──────── Records for this task

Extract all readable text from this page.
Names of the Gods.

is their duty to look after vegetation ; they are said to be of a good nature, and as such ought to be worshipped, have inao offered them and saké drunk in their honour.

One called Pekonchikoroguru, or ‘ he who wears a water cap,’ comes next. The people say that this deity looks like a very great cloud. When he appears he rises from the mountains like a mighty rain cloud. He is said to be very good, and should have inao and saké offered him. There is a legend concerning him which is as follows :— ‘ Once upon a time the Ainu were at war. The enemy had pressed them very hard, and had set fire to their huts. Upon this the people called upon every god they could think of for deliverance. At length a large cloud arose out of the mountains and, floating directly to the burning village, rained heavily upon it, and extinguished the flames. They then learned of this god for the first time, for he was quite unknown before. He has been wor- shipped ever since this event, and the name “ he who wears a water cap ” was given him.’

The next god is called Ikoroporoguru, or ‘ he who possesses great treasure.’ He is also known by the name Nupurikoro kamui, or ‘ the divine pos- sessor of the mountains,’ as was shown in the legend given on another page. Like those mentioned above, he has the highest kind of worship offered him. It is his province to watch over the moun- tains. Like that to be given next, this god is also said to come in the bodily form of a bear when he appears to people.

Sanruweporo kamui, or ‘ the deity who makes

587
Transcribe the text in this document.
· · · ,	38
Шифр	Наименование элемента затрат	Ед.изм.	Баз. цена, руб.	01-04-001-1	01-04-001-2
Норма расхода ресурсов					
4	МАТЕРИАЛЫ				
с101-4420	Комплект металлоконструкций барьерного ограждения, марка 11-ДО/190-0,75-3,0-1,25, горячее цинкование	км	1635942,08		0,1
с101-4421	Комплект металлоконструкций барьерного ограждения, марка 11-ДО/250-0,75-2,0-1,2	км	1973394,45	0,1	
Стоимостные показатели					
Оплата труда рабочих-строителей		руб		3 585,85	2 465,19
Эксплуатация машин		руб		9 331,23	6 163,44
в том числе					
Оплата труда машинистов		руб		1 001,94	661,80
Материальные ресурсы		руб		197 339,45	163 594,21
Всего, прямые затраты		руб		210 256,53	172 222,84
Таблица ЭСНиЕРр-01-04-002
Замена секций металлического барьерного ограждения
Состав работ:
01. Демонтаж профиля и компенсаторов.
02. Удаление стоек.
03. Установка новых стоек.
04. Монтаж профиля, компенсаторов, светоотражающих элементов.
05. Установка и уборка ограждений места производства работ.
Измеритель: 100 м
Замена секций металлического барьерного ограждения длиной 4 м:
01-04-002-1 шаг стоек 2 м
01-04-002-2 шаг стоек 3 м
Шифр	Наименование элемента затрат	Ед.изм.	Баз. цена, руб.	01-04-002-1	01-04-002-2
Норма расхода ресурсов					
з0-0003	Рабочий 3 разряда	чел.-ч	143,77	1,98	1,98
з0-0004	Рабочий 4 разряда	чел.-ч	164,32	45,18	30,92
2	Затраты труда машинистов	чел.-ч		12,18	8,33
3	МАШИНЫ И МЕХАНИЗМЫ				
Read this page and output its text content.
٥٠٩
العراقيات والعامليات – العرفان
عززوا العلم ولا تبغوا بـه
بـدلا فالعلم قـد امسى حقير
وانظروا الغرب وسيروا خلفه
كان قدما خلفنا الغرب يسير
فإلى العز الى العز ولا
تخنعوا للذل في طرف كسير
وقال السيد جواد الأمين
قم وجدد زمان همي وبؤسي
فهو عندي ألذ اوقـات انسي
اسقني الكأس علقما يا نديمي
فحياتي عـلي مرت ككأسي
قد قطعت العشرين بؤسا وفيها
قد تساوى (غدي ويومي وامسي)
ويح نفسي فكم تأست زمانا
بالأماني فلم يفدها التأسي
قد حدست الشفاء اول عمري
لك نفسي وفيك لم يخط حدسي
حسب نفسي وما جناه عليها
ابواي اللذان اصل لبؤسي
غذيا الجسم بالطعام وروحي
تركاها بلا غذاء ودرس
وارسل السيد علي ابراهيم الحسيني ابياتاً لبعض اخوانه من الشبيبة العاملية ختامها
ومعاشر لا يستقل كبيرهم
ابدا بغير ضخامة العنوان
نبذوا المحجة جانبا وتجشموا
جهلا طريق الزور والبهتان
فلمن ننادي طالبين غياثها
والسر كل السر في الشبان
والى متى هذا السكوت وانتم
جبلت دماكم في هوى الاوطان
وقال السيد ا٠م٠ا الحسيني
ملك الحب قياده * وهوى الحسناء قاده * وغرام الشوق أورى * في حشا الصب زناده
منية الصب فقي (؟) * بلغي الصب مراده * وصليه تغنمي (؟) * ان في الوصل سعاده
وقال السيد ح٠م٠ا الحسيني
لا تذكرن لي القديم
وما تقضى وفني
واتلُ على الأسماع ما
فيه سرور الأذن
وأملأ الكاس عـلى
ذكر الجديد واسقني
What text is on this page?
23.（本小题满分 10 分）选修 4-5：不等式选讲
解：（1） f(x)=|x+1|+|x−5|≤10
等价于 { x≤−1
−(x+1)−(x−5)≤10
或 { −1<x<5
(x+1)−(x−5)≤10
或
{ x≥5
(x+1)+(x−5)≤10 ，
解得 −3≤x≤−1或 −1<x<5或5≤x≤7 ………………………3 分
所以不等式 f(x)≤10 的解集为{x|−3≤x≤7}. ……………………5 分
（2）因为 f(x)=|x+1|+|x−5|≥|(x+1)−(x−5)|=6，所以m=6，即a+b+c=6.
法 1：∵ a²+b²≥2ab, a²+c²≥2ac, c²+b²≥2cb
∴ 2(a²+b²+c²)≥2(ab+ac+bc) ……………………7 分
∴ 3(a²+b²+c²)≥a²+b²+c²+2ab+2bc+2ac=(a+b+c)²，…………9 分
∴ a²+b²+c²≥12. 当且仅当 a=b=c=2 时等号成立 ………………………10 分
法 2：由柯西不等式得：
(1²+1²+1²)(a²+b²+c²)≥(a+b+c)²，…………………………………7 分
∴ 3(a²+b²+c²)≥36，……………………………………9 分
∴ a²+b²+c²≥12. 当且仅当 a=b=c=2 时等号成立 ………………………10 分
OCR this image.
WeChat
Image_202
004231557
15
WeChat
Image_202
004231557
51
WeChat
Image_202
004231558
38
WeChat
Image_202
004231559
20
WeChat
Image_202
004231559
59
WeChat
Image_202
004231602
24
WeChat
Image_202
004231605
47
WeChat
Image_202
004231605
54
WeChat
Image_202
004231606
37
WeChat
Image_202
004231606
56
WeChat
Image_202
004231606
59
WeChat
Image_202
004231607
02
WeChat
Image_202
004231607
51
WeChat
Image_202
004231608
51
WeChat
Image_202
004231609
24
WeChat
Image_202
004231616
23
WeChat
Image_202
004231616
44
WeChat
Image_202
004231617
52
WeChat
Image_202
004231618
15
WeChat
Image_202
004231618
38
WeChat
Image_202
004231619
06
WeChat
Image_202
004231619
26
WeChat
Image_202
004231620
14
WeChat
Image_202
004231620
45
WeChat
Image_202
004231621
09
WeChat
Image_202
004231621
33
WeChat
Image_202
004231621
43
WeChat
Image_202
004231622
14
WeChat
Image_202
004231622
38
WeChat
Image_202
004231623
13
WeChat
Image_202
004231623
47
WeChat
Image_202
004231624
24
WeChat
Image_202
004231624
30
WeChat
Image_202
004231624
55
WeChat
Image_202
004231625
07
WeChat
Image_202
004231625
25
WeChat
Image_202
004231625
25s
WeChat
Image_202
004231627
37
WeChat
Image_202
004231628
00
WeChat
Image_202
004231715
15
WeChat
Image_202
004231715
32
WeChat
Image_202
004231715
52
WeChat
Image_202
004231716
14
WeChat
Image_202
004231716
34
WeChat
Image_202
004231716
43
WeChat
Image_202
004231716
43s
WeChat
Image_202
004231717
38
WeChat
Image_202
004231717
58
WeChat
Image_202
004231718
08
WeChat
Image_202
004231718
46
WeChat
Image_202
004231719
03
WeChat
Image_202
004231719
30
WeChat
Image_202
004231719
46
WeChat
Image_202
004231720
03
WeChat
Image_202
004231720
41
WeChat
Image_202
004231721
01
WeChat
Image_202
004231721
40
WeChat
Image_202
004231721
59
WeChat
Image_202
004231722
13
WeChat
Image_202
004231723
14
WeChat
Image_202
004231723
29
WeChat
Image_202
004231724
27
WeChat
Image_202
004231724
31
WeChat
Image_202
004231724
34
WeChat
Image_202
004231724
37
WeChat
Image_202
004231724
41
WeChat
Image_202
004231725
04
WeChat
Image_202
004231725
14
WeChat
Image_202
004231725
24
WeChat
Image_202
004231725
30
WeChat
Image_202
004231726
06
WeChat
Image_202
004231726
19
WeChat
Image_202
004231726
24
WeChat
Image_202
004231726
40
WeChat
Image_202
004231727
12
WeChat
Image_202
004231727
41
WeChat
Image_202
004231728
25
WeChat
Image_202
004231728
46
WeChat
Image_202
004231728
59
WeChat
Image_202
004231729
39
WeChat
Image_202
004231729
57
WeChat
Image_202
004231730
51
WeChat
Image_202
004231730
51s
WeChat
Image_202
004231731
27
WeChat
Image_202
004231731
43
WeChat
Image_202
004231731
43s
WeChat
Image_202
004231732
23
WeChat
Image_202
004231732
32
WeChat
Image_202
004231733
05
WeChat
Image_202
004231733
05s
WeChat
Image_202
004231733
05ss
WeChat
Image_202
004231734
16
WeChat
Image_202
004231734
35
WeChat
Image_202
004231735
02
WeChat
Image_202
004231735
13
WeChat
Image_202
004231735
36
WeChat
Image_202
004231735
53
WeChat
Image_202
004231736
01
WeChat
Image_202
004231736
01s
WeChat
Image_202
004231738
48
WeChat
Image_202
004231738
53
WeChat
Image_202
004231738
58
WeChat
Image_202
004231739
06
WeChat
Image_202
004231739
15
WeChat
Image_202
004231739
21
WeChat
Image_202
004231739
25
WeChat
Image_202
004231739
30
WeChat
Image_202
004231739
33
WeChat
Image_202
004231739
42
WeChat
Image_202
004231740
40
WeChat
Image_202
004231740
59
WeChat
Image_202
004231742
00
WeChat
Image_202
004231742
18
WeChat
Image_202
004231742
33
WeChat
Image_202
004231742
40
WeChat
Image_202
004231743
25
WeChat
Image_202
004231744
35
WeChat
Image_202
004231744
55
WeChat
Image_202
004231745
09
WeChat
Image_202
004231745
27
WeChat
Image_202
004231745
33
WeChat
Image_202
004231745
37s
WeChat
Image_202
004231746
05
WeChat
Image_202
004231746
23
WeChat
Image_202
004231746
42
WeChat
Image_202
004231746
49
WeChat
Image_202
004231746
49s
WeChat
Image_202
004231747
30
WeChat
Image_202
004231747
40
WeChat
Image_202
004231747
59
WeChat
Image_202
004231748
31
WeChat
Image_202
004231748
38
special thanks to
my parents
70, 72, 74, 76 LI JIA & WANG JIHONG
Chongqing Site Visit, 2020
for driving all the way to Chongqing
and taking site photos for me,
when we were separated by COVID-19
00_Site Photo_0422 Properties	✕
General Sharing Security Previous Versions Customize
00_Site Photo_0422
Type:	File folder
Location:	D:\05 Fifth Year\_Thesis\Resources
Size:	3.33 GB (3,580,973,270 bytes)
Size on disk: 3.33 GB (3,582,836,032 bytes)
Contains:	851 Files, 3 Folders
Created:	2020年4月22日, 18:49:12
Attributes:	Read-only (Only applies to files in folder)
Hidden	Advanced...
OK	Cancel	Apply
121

────────────────

What is needed
Search the records for the word "компенсаторов". Copy every line that has it.

Expected output
01. Демонтаж профиля и компенсаторов.
04. Монтаж профиля, компенсаторов, светоотражающих элементов.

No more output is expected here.